PASSAGE TO READ:

>> START

TVM Monthly - June 2020

As discussed with TVM PPMC, we would like to give a summary of the project per month, so people can get a better sense of what is going on in the community.

Feedback and suggestions are welcomed so that we can further improve the report.

Community

The community also welcomes new committer Siju Samuel (@siju-samuel), and new reviewers @wpan11nv and Matthew Brookhart (@mbrookhart).

This forum got 103k pageviews, 2.8k user visits in the last month (down from 112K pageviews and 3.1k user visits in May).

Logan Weber and Andrew Reusch published a new TVM blogpost on How TVM is Taming Tiny, a.k.a. Micro-TVM.

Relatedly, there was an Embedded Focused Online Meetup on June 18th 2020. You can check out the video of the meetup here. Look for posts labeled “Meetup” if you won’t want to miss out on the next online meetup!

Features and Improvements

In the previous month, the community has made good progress on performance improvement, operator/backend coverage, codebase refactor.

Here are a few highlights.

>> END

SUPPLIED RECORDS:
>> START

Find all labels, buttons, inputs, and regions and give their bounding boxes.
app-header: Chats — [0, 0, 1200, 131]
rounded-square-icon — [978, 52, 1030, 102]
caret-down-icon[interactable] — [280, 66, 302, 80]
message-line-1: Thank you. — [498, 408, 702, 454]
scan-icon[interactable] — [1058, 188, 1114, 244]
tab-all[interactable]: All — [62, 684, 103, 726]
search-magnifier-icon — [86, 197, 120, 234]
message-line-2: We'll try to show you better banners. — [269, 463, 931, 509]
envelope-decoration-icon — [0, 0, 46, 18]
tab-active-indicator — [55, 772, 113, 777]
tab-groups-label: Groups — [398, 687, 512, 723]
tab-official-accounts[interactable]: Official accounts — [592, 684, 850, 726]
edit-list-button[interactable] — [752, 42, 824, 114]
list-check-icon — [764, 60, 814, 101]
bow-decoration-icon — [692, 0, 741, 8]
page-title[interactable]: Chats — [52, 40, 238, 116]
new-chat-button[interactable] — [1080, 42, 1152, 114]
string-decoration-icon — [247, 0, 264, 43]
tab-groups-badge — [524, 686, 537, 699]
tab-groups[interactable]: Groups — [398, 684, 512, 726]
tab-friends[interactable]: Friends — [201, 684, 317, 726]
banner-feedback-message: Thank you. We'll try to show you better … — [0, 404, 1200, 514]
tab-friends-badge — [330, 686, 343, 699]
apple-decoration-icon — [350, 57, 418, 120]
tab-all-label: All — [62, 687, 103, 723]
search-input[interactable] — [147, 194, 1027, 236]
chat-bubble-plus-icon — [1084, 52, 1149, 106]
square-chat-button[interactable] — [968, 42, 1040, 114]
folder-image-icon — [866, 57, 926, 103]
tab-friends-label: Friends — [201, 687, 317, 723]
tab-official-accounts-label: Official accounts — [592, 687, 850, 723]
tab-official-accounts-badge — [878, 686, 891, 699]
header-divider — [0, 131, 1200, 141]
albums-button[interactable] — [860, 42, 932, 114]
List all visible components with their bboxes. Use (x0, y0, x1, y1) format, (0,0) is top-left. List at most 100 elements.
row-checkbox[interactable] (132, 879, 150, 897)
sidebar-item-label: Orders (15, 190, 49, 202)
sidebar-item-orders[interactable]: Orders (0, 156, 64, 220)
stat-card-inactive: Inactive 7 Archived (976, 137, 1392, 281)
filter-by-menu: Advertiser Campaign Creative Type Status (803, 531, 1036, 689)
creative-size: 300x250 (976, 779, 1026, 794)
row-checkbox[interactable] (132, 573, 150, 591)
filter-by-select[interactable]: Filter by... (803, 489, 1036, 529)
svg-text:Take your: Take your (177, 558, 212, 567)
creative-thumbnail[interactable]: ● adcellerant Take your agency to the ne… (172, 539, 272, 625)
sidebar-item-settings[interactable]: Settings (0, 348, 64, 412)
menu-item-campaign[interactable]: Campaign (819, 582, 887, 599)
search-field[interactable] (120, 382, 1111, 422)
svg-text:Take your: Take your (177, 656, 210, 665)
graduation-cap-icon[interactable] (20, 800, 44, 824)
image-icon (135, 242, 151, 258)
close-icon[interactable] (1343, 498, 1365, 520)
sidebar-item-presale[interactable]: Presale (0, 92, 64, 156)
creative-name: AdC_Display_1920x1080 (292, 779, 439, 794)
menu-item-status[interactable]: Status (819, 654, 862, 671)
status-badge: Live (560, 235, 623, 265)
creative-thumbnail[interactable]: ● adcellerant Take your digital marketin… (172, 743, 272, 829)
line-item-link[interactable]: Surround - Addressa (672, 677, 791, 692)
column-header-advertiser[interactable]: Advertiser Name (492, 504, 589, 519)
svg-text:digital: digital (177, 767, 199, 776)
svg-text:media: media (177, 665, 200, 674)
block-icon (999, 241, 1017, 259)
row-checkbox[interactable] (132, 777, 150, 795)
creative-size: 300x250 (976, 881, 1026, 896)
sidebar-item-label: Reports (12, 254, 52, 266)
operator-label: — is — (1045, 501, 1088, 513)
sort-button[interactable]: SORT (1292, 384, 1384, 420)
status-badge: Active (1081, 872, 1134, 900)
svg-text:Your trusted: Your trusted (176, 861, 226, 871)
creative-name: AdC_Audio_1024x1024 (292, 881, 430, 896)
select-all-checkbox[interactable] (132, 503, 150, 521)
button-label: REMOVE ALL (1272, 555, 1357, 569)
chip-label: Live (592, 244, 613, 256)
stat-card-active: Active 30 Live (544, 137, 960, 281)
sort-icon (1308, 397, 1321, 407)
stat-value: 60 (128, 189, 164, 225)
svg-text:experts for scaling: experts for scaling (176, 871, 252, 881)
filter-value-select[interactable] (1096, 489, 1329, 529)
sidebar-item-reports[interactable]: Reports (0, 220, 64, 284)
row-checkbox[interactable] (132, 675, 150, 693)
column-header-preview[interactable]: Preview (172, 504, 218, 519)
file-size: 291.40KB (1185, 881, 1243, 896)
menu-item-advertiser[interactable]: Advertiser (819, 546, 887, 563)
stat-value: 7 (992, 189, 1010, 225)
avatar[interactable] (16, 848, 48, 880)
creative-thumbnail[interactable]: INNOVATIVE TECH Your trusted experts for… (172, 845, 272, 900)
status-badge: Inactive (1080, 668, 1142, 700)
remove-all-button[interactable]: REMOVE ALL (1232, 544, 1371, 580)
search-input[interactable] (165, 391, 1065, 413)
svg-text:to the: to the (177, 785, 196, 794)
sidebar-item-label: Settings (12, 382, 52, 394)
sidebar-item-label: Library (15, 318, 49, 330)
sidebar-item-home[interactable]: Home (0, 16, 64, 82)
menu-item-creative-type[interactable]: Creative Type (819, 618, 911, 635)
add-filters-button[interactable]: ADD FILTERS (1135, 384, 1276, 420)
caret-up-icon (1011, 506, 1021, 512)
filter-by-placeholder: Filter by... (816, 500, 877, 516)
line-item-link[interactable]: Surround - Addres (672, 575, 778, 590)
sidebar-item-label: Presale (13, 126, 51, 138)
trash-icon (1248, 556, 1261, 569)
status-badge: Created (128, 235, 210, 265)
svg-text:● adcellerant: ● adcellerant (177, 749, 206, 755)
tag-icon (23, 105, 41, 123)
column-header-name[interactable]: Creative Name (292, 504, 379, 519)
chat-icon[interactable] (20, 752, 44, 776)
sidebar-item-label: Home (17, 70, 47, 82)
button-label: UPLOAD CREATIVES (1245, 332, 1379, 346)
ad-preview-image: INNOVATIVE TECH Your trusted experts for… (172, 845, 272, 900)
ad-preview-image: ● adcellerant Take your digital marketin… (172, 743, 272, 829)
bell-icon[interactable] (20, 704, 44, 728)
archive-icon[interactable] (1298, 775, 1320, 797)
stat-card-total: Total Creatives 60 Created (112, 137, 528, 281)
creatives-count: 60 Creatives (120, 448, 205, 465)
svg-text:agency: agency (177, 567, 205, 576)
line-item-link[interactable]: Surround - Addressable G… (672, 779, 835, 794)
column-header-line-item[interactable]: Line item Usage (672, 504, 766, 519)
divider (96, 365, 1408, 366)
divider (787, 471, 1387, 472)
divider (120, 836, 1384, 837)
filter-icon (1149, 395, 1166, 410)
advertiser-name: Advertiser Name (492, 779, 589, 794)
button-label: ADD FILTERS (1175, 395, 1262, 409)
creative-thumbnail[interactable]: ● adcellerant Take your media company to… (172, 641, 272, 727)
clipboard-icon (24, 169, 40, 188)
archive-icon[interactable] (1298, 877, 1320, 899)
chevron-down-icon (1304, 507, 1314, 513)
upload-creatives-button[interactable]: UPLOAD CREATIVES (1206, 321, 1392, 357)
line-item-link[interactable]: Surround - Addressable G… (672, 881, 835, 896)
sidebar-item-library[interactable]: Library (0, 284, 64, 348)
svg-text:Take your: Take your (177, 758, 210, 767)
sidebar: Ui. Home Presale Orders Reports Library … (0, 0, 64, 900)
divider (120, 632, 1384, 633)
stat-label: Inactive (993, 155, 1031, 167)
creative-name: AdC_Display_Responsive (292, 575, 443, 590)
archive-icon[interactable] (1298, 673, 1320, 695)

>> END

TASK LIST:
A - Can you reproduce the part of the TVM monthly report starting at "As discussed with" and ending at "Matthew Brookhart (@mbrookhart)."?
B - Would you write out, word for word, the lines starting at the very beginning of the entries and ending at the line that contains "message-line-1: Thank you.", with both of those lines included?

ANSWER LIST:
A -
As discussed with TVM PPMC, we would like to give a summary of the project per month, so people can get a better sense of what is going on in the community.

Feedback and suggestions are welcomed so that we can further improve the report.

Community

The community also welcomes new committer Siju Samuel (@siju-samuel), and new reviewers @wpan11nv and Matthew Brookhart (@mbrookhart).

B -
Find all labels, buttons, inputs, and regions and give their bounding boxes.
app-header: Chats — [0, 0, 1200, 131]
rounded-square-icon — [978, 52, 1030, 102]
caret-down-icon[interactable] — [280, 66, 302, 80]
message-line-1: Thank you. — [498, 408, 702, 454]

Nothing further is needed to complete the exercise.